--- Start DATA SECTION ---
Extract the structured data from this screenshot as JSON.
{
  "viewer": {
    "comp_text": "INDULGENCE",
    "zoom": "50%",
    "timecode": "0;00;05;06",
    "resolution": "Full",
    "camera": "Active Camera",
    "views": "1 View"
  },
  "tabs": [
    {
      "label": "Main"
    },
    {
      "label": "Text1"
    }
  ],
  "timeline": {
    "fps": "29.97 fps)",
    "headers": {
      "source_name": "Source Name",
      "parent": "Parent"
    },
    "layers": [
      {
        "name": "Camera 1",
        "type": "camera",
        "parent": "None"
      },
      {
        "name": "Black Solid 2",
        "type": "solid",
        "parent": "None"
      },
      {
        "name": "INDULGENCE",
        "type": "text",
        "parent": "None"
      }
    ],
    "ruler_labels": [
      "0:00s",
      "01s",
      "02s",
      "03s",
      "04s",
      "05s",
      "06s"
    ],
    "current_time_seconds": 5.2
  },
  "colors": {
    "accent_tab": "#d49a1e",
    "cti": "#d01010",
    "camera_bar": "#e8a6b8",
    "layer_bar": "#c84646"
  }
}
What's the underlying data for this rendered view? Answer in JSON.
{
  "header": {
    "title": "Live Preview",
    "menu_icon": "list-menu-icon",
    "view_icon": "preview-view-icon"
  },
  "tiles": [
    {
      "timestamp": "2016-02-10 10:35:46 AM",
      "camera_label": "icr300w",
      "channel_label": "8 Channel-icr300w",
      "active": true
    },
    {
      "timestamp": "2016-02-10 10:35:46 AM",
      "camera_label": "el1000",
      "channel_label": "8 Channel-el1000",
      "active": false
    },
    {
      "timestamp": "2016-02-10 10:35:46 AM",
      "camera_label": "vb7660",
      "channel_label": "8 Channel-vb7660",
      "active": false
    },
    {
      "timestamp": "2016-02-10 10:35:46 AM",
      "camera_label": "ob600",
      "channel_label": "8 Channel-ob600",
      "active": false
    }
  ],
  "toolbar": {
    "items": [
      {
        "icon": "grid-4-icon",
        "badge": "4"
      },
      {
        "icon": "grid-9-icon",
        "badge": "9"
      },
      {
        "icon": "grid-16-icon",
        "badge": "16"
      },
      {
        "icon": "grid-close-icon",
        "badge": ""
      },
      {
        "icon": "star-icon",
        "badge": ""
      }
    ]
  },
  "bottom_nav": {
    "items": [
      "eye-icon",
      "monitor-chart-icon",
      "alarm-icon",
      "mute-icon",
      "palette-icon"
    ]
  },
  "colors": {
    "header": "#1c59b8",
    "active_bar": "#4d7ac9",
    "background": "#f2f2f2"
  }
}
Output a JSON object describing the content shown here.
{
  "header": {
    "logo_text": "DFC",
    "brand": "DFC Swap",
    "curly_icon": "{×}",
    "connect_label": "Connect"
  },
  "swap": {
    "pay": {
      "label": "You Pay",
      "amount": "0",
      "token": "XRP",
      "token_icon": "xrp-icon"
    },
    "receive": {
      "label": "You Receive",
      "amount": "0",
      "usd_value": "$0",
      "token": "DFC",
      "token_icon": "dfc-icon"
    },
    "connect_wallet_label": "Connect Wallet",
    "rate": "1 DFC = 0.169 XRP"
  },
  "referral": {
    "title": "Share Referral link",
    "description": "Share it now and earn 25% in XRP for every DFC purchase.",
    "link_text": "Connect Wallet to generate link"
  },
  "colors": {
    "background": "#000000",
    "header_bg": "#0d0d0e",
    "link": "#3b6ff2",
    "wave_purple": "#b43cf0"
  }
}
--- End DATA SECTION ---
Return each line of the listing that holds the string "this".

● FINISHED EXERCISE
Extract the structured data from this screenshot as JSON.
What's the underlying data for this rendered view? Answer in JSON.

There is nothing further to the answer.